== TASK GOAL ==
Make a verbatim copy of the entries below; pictures stay out.

== SOURCE DATA ==
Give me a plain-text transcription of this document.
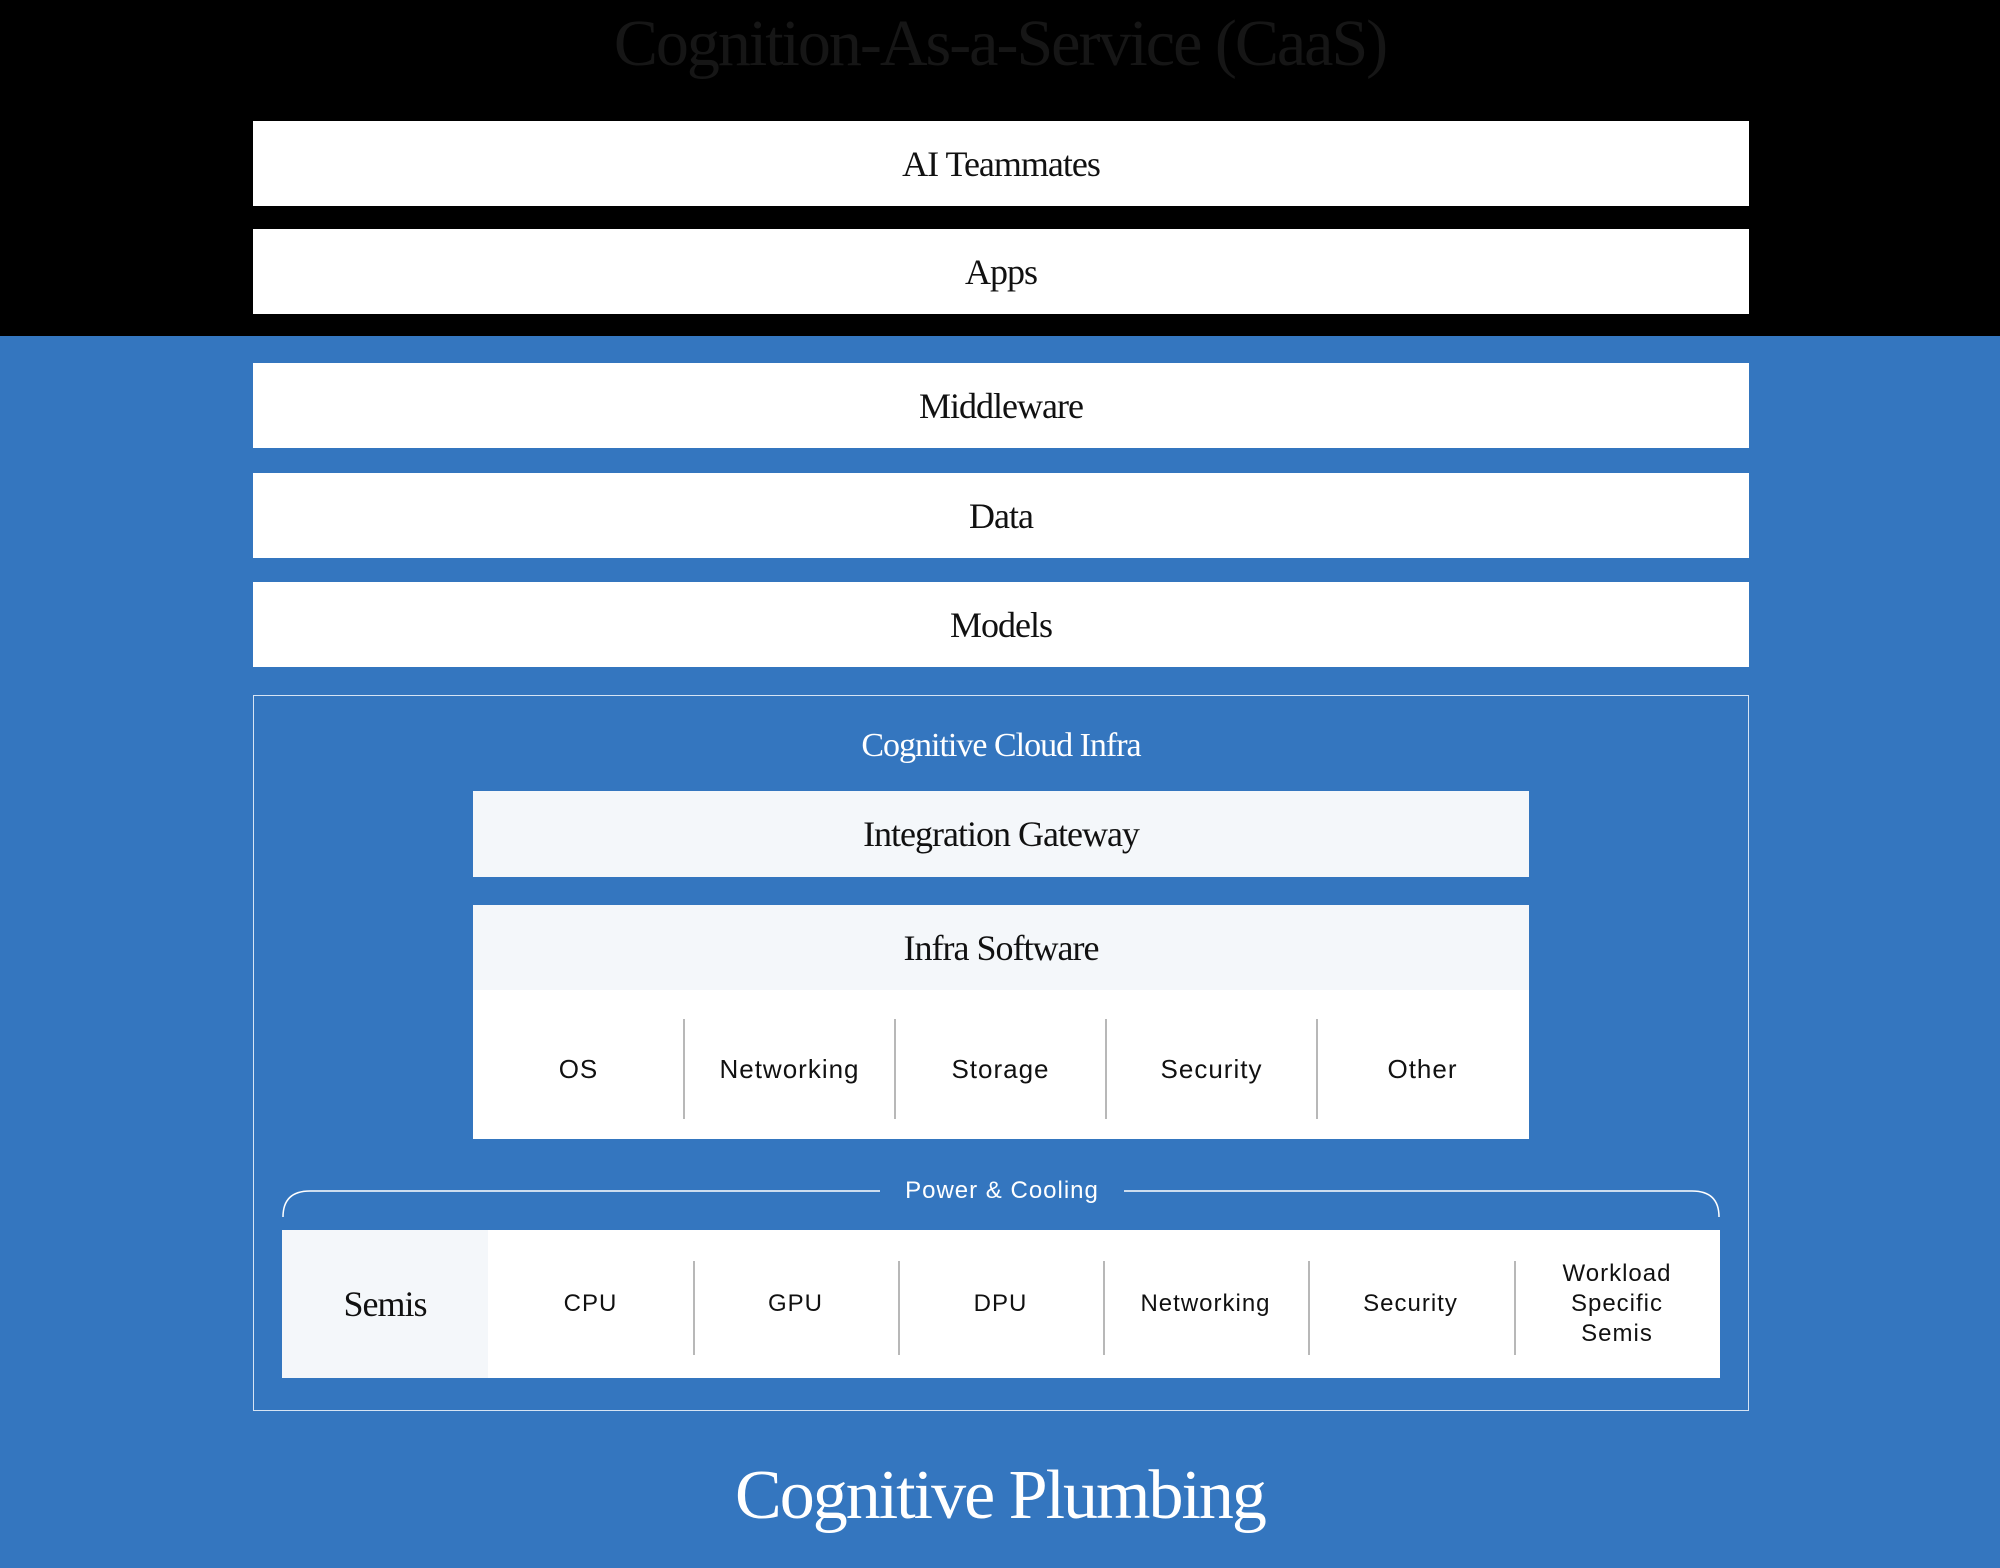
Cognition-As-a-Service (CaaS)
AI Teammates
Apps
Middleware
Data
Models
Cognitive Cloud Infra
Integration Gateway
Infra Software
OS	Networking	Storage	Security	Other
Power & Cooling
Semis	CPU	GPU	DPU	Networking	Security
Workload
Specific
Semis
Cognitive Plumbing
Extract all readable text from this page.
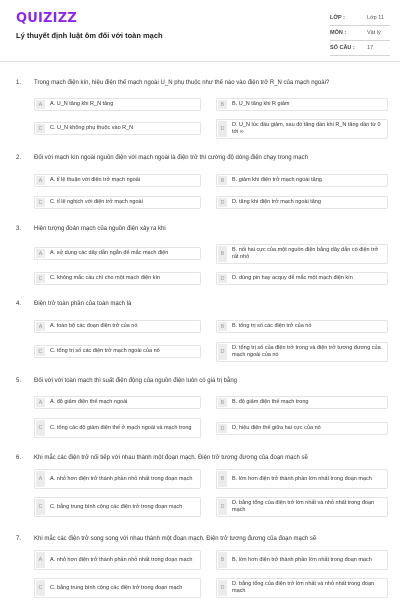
QUIZIZZ
Lý thuyết định luật ôm đối với toàn mạch
LỚP :	Lớp 11
MÔN :	Vật lý
SỐ CÂU : 17
1. Trong mạch điện kín, hiệu điện thế mạch ngoài U_N phụ thuộc như thế nào vào điện trở R_N của mạch ngoài?
A	A. U_N tăng khi R_N tăng	B	B. U_N tăng khi R giảm
C	C. U_N không phụ thuộc vào R_N	D
D. U_N lúc đầu giảm, sau đó tăng dần khi R_N tăng dần từ 0 tới ∞
2. Đối với mạch kín ngoài nguồn điện với mạch ngoài là điện trở thì cường độ dòng điện chạy trong mạch
A	A. tỉ lệ thuận với điện trở mạch ngoài	B	B. giảm khi điện trở mạch ngoài tăng
C	C. tỉ lệ nghịch với điện trở mạch ngoài	D	D. tăng khi điện trở mạch ngoài tăng
3. Hiện tượng đoản mạch của nguồn điện xảy ra khi
A	A. sử dụng các dây dẫn ngắn để mắc mạch điện	B
B. nối hai cực của một nguồn điện bằng dây dẫn có điện trở rất nhỏ
C	C. không mắc cầu chì cho một mạch điện kín	D	D. dùng pin hay acquy để mắc một mạch điện kín
4. Điện trở toàn phần của toàn mạch là
A	A. toàn bộ các đoạn điện trở của nó	B	B. tổng trị số các điện trở của nó
C	C. tổng trị số các điện trở mạch ngoài của nó	D
D. tổng trị số của điện trở trong và điện trở tương đương của mạch ngoài của nó
5. Đối với với toàn mạch thì suất điện động của nguồn điện luôn có giá trị bằng
A	A. độ giảm điện thế mạch ngoài	B	B. độ giảm điện thế mạch trong
C	C. tổng các độ giảm điện thế ở mạch ngoài và mạch trong	D	D. hiệu điện thế giữa hai cực của nó
6. Khi mắc các điện trở nối tiếp với nhau thành một đoạn mạch. Điện trở tương đương của đoạn mạch sẽ
A	A. nhỏ hơn điện trở thành phần nhỏ nhất trong đoạn mạch	B	B. lớn hơn điện trở thành phần lớn nhất trong đoạn mạch
C	C. bằng trung bình cộng các điện trở trong đoạn mạch	D
D. bằng tổng của điện trở lớn nhất và nhỏ nhất trong đoạn mạch
7. Khi mắc các điện trở song song với nhau thành một đoạn mạch. Điện trở tương đương của đoạn mạch sẽ
A	A. nhỏ hơn điện trở thành phần nhỏ nhất trong đoạn mạch	B	B. lớn hơn điện trở thành phần lớn nhất trong đoạn mạch
C	C. bằng trung bình cộng các điện trở trong đoạn mạch	D
D. bằng tổng của điện trở lớn nhất và nhỏ nhất trong đoạn mạch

== RESULT ==
Give me a plain-text transcription of this document.
Cognition-As-a-Service (CaaS)
AI Teammates
Apps
Middleware
Data
Models
Cognitive Cloud Infra
Integration Gateway
Infra Software
OS	Networking	Storage	Security	Other
Power & Cooling
Semis	CPU	GPU	DPU	Networking	Security
Workload
Specific
Semis
Cognitive Plumbing
Extract all readable text from this page.
QUIZIZZ
Lý thuyết định luật ôm đối với toàn mạch
LỚP :	Lớp 11
MÔN :	Vật lý
SỐ CÂU : 17
1. Trong mạch điện kín, hiệu điện thế mạch ngoài U_N phụ thuộc như thế nào vào điện trở R_N của mạch ngoài?
A	A. U_N tăng khi R_N tăng	B	B. U_N tăng khi R giảm
C	C. U_N không phụ thuộc vào R_N	D
D. U_N lúc đầu giảm, sau đó tăng dần khi R_N tăng dần từ 0 tới ∞
2. Đối với mạch kín ngoài nguồn điện với mạch ngoài là điện trở thì cường độ dòng điện chạy trong mạch
A	A. tỉ lệ thuận với điện trở mạch ngoài	B	B. giảm khi điện trở mạch ngoài tăng
C	C. tỉ lệ nghịch với điện trở mạch ngoài	D	D. tăng khi điện trở mạch ngoài tăng
3. Hiện tượng đoản mạch của nguồn điện xảy ra khi
A	A. sử dụng các dây dẫn ngắn để mắc mạch điện	B
B. nối hai cực của một nguồn điện bằng dây dẫn có điện trở rất nhỏ
C	C. không mắc cầu chì cho một mạch điện kín	D	D. dùng pin hay acquy để mắc một mạch điện kín
4. Điện trở toàn phần của toàn mạch là
A	A. toàn bộ các đoạn điện trở của nó	B	B. tổng trị số các điện trở của nó
C	C. tổng trị số các điện trở mạch ngoài của nó	D
D. tổng trị số của điện trở trong và điện trở tương đương của mạch ngoài của nó
5. Đối với với toàn mạch thì suất điện động của nguồn điện luôn có giá trị bằng
A	A. độ giảm điện thế mạch ngoài	B	B. độ giảm điện thế mạch trong
C	C. tổng các độ giảm điện thế ở mạch ngoài và mạch trong	D	D. hiệu điện thế giữa hai cực của nó
6. Khi mắc các điện trở nối tiếp với nhau thành một đoạn mạch. Điện trở tương đương của đoạn mạch sẽ
A	A. nhỏ hơn điện trở thành phần nhỏ nhất trong đoạn mạch	B	B. lớn hơn điện trở thành phần lớn nhất trong đoạn mạch
C	C. bằng trung bình cộng các điện trở trong đoạn mạch	D
D. bằng tổng của điện trở lớn nhất và nhỏ nhất trong đoạn mạch
7. Khi mắc các điện trở song song với nhau thành một đoạn mạch. Điện trở tương đương của đoạn mạch sẽ
A	A. nhỏ hơn điện trở thành phần nhỏ nhất trong đoạn mạch	B	B. lớn hơn điện trở thành phần lớn nhất trong đoạn mạch
C	C. bằng trung bình cộng các điện trở trong đoạn mạch	D
D. bằng tổng của điện trở lớn nhất và nhỏ nhất trong đoạn mạch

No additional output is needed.